[Stored records]
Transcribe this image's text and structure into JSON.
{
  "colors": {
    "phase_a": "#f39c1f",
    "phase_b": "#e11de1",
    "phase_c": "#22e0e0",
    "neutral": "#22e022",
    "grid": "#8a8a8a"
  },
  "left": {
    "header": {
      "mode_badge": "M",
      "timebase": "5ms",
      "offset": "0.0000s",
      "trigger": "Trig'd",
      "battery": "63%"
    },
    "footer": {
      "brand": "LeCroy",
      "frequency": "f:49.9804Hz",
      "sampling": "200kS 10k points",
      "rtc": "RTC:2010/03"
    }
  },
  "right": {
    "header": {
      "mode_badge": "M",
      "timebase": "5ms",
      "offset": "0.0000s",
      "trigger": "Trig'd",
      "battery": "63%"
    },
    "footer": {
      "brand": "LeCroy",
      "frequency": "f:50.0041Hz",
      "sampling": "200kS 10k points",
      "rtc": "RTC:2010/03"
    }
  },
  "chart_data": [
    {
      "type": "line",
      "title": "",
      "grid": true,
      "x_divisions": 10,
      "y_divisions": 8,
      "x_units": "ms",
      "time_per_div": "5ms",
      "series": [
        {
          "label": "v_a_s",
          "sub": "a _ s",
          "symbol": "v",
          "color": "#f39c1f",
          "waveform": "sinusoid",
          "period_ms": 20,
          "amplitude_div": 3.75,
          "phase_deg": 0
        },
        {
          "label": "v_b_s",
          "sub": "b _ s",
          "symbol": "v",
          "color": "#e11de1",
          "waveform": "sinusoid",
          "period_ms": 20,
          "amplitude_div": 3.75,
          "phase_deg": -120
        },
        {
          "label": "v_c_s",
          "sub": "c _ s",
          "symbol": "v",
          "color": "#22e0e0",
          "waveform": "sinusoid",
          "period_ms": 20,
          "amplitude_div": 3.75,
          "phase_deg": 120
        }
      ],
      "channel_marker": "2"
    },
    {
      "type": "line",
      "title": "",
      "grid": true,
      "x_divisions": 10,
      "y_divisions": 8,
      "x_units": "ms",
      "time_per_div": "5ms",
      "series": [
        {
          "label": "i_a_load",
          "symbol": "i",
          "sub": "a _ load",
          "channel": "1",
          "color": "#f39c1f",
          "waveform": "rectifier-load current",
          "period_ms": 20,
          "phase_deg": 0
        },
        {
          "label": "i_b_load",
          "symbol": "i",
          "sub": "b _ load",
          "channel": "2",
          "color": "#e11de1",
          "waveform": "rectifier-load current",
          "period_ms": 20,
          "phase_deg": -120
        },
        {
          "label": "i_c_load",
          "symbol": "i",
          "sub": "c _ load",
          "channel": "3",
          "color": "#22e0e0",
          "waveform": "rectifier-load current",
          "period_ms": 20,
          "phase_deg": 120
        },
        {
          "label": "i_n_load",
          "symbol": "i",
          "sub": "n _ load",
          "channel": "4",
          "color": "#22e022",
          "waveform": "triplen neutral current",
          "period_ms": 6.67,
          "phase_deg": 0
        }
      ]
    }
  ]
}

*Aim of the exercise*:
Set down all of the records shown above once more, exactly.

*Solved problem*:
Transcribe this image's text and structure into JSON.
{
  "colors": {
    "phase_a": "#f39c1f",
    "phase_b": "#e11de1",
    "phase_c": "#22e0e0",
    "neutral": "#22e022",
    "grid": "#8a8a8a"
  },
  "left": {
    "header": {
      "mode_badge": "M",
      "timebase": "5ms",
      "offset": "0.0000s",
      "trigger": "Trig'd",
      "battery": "63%"
    },
    "footer": {
      "brand": "LeCroy",
      "frequency": "f:49.9804Hz",
      "sampling": "200kS 10k points",
      "rtc": "RTC:2010/03"
    }
  },
  "right": {
    "header": {
      "mode_badge": "M",
      "timebase": "5ms",
      "offset": "0.0000s",
      "trigger": "Trig'd",
      "battery": "63%"
    },
    "footer": {
      "brand": "LeCroy",
      "frequency": "f:50.0041Hz",
      "sampling": "200kS 10k points",
      "rtc": "RTC:2010/03"
    }
  },
  "chart_data": [
    {
      "type": "line",
      "title": "",
      "grid": true,
      "x_divisions": 10,
      "y_divisions": 8,
      "x_units": "ms",
      "time_per_div": "5ms",
      "series": [
        {
          "label": "v_a_s",
          "sub": "a _ s",
          "symbol": "v",
          "color": "#f39c1f",
          "waveform": "sinusoid",
          "period_ms": 20,
          "amplitude_div": 3.75,
          "phase_deg": 0
        },
        {
          "label": "v_b_s",
          "sub": "b _ s",
          "symbol": "v",
          "color": "#e11de1",
          "waveform": "sinusoid",
          "period_ms": 20,
          "amplitude_div": 3.75,
          "phase_deg": -120
        },
        {
          "label": "v_c_s",
          "sub": "c _ s",
          "symbol": "v",
          "color": "#22e0e0",
          "waveform": "sinusoid",
          "period_ms": 20,
          "amplitude_div": 3.75,
          "phase_deg": 120
        }
      ],
      "channel_marker": "2"
    },
    {
      "type": "line",
      "title": "",
      "grid": true,
      "x_divisions": 10,
      "y_divisions": 8,
      "x_units": "ms",
      "time_per_div": "5ms",
      "series": [
        {
          "label": "i_a_load",
          "symbol": "i",
          "sub": "a _ load",
          "channel": "1",
          "color": "#f39c1f",
          "waveform": "rectifier-load current",
          "period_ms": 20,
          "phase_deg": 0
        },
        {
          "label": "i_b_load",
          "symbol": "i",
          "sub": "b _ load",
          "channel": "2",
          "color": "#e11de1",
          "waveform": "rectifier-load current",
          "period_ms": 20,
          "phase_deg": -120
        },
        {
          "label": "i_c_load",
          "symbol": "i",
          "sub": "c _ load",
          "channel": "3",
          "color": "#22e0e0",
          "waveform": "rectifier-load current",
          "period_ms": 20,
          "phase_deg": 120
        },
        {
          "label": "i_n_load",
          "symbol": "i",
          "sub": "n _ load",
          "channel": "4",
          "color": "#22e022",
          "waveform": "triplen neutral current",
          "period_ms": 6.67,
          "phase_deg": 0
        }
      ]
    }
  ]
}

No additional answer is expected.